> **Task details**
Write out the whole listing word for word.

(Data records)
┌────────

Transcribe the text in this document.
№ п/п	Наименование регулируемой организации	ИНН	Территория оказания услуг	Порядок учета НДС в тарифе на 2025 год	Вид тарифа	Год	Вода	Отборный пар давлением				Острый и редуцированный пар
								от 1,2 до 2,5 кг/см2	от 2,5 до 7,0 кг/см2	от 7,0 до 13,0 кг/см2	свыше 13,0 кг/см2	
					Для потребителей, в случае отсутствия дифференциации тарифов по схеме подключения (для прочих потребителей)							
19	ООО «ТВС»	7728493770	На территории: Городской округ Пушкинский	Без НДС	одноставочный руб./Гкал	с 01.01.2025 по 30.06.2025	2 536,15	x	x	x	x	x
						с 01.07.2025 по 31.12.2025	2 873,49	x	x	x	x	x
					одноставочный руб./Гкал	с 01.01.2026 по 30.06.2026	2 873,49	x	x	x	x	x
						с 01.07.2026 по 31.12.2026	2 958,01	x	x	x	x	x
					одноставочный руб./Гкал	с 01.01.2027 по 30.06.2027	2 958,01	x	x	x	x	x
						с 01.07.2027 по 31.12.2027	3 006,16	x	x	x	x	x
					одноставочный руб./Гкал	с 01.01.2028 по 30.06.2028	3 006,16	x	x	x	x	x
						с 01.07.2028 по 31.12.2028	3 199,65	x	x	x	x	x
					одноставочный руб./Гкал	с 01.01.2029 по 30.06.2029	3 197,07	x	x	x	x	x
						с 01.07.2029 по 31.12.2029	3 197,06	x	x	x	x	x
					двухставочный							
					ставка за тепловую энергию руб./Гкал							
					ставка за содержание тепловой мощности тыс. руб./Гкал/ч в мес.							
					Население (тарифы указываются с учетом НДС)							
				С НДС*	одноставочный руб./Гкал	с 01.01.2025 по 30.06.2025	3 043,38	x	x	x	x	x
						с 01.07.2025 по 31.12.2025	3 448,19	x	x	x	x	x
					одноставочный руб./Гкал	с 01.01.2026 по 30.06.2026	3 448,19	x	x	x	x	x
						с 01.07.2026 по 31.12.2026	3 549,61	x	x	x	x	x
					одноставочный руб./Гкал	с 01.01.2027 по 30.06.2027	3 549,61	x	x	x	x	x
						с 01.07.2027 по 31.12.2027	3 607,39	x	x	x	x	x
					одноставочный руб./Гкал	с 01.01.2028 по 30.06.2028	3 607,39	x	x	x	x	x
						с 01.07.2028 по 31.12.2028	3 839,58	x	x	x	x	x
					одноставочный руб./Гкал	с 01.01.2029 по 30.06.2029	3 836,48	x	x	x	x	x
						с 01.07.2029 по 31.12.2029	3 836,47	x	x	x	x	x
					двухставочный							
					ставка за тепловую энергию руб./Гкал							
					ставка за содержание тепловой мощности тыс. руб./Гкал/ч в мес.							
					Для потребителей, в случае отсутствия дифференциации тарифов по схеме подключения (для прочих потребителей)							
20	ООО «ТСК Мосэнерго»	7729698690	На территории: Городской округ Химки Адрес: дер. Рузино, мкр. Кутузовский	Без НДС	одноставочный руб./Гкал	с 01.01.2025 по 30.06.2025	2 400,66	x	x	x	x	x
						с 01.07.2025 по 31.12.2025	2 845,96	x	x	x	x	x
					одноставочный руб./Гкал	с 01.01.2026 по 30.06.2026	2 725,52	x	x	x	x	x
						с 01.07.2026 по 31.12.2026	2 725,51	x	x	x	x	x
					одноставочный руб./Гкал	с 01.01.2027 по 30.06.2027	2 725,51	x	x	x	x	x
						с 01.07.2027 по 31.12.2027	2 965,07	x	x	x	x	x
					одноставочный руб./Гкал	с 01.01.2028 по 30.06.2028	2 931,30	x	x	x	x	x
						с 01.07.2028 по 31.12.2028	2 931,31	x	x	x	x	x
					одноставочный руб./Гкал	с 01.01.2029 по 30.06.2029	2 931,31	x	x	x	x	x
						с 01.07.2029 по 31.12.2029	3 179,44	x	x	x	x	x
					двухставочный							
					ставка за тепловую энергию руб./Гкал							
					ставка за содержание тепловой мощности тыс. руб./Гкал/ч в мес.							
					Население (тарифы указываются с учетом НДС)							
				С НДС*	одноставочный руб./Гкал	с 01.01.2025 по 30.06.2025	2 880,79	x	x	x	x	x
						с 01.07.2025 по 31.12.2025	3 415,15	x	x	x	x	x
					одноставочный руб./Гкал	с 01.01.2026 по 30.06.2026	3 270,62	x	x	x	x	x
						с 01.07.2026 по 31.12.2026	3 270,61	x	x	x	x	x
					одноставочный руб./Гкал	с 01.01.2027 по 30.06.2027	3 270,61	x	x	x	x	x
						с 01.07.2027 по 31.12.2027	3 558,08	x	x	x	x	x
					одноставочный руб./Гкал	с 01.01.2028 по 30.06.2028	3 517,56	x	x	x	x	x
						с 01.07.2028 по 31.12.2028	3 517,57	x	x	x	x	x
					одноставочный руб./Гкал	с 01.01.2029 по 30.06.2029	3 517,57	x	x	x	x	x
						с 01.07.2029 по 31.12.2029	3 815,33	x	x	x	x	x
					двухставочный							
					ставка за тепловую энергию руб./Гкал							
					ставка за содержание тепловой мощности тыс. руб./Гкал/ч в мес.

└────────

> **Correct response**
Transcribe the text in this document.
№ п/п	Наименование регулируемой организации	ИНН	Территория оказания услуг	Порядок учета НДС в тарифе на 2025 год	Вид тарифа	Год	Вода	Отборный пар давлением				Острый и редуцированный пар
								от 1,2 до 2,5 кг/см2	от 2,5 до 7,0 кг/см2	от 7,0 до 13,0 кг/см2	свыше 13,0 кг/см2	
					Для потребителей, в случае отсутствия дифференциации тарифов по схеме подключения (для прочих потребителей)							
19	ООО «ТВС»	7728493770	На территории: Городской округ Пушкинский	Без НДС	одноставочный руб./Гкал	с 01.01.2025 по 30.06.2025	2 536,15	x	x	x	x	x
						с 01.07.2025 по 31.12.2025	2 873,49	x	x	x	x	x
					одноставочный руб./Гкал	с 01.01.2026 по 30.06.2026	2 873,49	x	x	x	x	x
						с 01.07.2026 по 31.12.2026	2 958,01	x	x	x	x	x
					одноставочный руб./Гкал	с 01.01.2027 по 30.06.2027	2 958,01	x	x	x	x	x
						с 01.07.2027 по 31.12.2027	3 006,16	x	x	x	x	x
					одноставочный руб./Гкал	с 01.01.2028 по 30.06.2028	3 006,16	x	x	x	x	x
						с 01.07.2028 по 31.12.2028	3 199,65	x	x	x	x	x
					одноставочный руб./Гкал	с 01.01.2029 по 30.06.2029	3 197,07	x	x	x	x	x
						с 01.07.2029 по 31.12.2029	3 197,06	x	x	x	x	x
					двухставочный							
					ставка за тепловую энергию руб./Гкал							
					ставка за содержание тепловой мощности тыс. руб./Гкал/ч в мес.							
					Население (тарифы указываются с учетом НДС)							
				С НДС*	одноставочный руб./Гкал	с 01.01.2025 по 30.06.2025	3 043,38	x	x	x	x	x
						с 01.07.2025 по 31.12.2025	3 448,19	x	x	x	x	x
					одноставочный руб./Гкал	с 01.01.2026 по 30.06.2026	3 448,19	x	x	x	x	x
						с 01.07.2026 по 31.12.2026	3 549,61	x	x	x	x	x
					одноставочный руб./Гкал	с 01.01.2027 по 30.06.2027	3 549,61	x	x	x	x	x
						с 01.07.2027 по 31.12.2027	3 607,39	x	x	x	x	x
					одноставочный руб./Гкал	с 01.01.2028 по 30.06.2028	3 607,39	x	x	x	x	x
						с 01.07.2028 по 31.12.2028	3 839,58	x	x	x	x	x
					одноставочный руб./Гкал	с 01.01.2029 по 30.06.2029	3 836,48	x	x	x	x	x
						с 01.07.2029 по 31.12.2029	3 836,47	x	x	x	x	x
					двухставочный							
					ставка за тепловую энергию руб./Гкал							
					ставка за содержание тепловой мощности тыс. руб./Гкал/ч в мес.							
					Для потребителей, в случае отсутствия дифференциации тарифов по схеме подключения (для прочих потребителей)							
20	ООО «ТСК Мосэнерго»	7729698690	На территории: Городской округ Химки Адрес: дер. Рузино, мкр. Кутузовский	Без НДС	одноставочный руб./Гкал	с 01.01.2025 по 30.06.2025	2 400,66	x	x	x	x	x
						с 01.07.2025 по 31.12.2025	2 845,96	x	x	x	x	x
					одноставочный руб./Гкал	с 01.01.2026 по 30.06.2026	2 725,52	x	x	x	x	x
						с 01.07.2026 по 31.12.2026	2 725,51	x	x	x	x	x
					одноставочный руб./Гкал	с 01.01.2027 по 30.06.2027	2 725,51	x	x	x	x	x
						с 01.07.2027 по 31.12.2027	2 965,07	x	x	x	x	x
					одноставочный руб./Гкал	с 01.01.2028 по 30.06.2028	2 931,30	x	x	x	x	x
						с 01.07.2028 по 31.12.2028	2 931,31	x	x	x	x	x
					одноставочный руб./Гкал	с 01.01.2029 по 30.06.2029	2 931,31	x	x	x	x	x
						с 01.07.2029 по 31.12.2029	3 179,44	x	x	x	x	x
					двухставочный							
					ставка за тепловую энергию руб./Гкал							
					ставка за содержание тепловой мощности тыс. руб./Гкал/ч в мес.							
					Население (тарифы указываются с учетом НДС)							
				С НДС*	одноставочный руб./Гкал	с 01.01.2025 по 30.06.2025	2 880,79	x	x	x	x	x
						с 01.07.2025 по 31.12.2025	3 415,15	x	x	x	x	x
					одноставочный руб./Гкал	с 01.01.2026 по 30.06.2026	3 270,62	x	x	x	x	x
						с 01.07.2026 по 31.12.2026	3 270,61	x	x	x	x	x
					одноставочный руб./Гкал	с 01.01.2027 по 30.06.2027	3 270,61	x	x	x	x	x
						с 01.07.2027 по 31.12.2027	3 558,08	x	x	x	x	x
					одноставочный руб./Гкал	с 01.01.2028 по 30.06.2028	3 517,56	x	x	x	x	x
						с 01.07.2028 по 31.12.2028	3 517,57	x	x	x	x	x
					одноставочный руб./Гкал	с 01.01.2029 по 30.06.2029	3 517,57	x	x	x	x	x
						с 01.07.2029 по 31.12.2029	3 815,33	x	x	x	x	x
					двухставочный							
					ставка за тепловую энергию руб./Гкал							
					ставка за содержание тепловой мощности тыс. руб./Гкал/ч в мес.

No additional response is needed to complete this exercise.